-- Exercise material --
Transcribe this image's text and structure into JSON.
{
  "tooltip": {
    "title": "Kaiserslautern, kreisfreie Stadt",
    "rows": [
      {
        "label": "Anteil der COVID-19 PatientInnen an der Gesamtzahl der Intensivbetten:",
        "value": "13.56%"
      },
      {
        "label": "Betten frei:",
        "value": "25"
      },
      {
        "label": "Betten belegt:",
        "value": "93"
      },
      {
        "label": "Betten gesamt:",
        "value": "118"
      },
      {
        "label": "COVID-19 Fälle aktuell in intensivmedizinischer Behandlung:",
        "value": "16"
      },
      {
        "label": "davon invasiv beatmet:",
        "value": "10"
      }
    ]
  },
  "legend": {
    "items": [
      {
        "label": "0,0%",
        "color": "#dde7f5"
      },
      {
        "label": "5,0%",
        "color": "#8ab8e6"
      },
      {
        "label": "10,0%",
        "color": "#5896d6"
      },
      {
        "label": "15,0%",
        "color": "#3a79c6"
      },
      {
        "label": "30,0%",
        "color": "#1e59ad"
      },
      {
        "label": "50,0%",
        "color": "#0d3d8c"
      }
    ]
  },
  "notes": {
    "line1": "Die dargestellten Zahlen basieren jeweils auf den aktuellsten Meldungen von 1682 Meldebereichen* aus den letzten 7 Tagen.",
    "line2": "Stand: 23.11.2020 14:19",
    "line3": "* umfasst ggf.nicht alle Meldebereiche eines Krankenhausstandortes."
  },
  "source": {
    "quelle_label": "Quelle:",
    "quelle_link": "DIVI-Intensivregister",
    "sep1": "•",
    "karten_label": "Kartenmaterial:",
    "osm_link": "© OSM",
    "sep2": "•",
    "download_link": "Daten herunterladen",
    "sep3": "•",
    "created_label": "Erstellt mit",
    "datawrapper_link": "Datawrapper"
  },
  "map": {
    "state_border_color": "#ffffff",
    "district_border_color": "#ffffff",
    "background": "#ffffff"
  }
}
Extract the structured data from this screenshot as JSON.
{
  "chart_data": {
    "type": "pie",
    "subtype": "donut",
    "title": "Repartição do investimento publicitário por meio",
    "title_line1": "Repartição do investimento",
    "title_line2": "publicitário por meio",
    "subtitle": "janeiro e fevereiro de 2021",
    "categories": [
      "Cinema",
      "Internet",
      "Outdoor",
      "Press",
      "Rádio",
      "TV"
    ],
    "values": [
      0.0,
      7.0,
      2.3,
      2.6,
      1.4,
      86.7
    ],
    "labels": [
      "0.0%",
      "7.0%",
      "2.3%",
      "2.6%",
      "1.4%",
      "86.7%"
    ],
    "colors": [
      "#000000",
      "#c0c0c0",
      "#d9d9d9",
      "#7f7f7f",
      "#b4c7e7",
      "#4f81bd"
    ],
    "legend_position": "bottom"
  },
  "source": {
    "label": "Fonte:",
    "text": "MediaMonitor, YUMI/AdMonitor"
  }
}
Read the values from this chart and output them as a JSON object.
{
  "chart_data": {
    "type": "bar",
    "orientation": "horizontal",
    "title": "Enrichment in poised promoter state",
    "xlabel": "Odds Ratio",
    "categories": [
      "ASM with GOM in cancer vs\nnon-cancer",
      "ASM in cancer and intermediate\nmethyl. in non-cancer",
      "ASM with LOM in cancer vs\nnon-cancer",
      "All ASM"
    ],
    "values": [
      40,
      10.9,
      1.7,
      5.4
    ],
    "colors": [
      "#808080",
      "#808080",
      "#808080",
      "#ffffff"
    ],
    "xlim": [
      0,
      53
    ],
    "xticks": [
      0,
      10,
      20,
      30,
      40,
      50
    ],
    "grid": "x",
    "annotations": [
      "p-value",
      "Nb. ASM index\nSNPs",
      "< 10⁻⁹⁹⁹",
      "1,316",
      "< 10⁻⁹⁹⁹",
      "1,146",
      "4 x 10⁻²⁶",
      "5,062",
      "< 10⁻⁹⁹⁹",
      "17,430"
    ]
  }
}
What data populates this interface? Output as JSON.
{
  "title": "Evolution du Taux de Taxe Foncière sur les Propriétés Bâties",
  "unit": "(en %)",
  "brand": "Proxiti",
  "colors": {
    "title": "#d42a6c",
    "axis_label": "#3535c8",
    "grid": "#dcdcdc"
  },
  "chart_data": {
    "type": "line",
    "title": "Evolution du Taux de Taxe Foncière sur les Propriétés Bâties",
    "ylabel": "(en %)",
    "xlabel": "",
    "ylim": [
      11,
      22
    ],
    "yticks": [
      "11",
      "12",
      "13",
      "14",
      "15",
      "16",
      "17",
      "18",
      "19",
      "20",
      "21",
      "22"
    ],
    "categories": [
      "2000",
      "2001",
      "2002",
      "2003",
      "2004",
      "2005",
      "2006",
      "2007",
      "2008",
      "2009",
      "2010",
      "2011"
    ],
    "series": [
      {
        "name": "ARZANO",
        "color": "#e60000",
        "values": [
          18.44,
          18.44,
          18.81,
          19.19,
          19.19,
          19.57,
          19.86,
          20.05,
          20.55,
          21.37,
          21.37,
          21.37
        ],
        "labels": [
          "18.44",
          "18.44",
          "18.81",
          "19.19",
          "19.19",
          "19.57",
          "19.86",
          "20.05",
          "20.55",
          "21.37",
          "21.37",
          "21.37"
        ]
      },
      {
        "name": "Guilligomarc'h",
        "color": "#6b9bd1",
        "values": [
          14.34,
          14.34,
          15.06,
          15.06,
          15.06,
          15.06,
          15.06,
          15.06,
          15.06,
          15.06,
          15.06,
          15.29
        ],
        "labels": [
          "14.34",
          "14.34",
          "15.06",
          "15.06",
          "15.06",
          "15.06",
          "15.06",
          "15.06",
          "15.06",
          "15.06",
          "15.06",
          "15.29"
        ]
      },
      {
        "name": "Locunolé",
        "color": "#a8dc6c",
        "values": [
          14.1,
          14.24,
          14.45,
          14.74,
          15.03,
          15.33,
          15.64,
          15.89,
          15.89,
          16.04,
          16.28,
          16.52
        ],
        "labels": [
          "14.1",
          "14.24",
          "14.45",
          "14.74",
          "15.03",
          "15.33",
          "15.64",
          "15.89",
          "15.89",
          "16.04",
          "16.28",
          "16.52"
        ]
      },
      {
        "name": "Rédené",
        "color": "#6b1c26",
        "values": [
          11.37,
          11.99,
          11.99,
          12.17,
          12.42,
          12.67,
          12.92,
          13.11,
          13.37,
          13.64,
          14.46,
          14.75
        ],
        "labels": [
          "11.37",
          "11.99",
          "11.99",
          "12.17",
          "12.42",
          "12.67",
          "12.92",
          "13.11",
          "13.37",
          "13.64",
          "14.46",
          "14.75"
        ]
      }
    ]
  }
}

-- What you will do --
Lines containing the word "nnon" are to be counted in the listing; state their number alone.

-- Result for this task --
2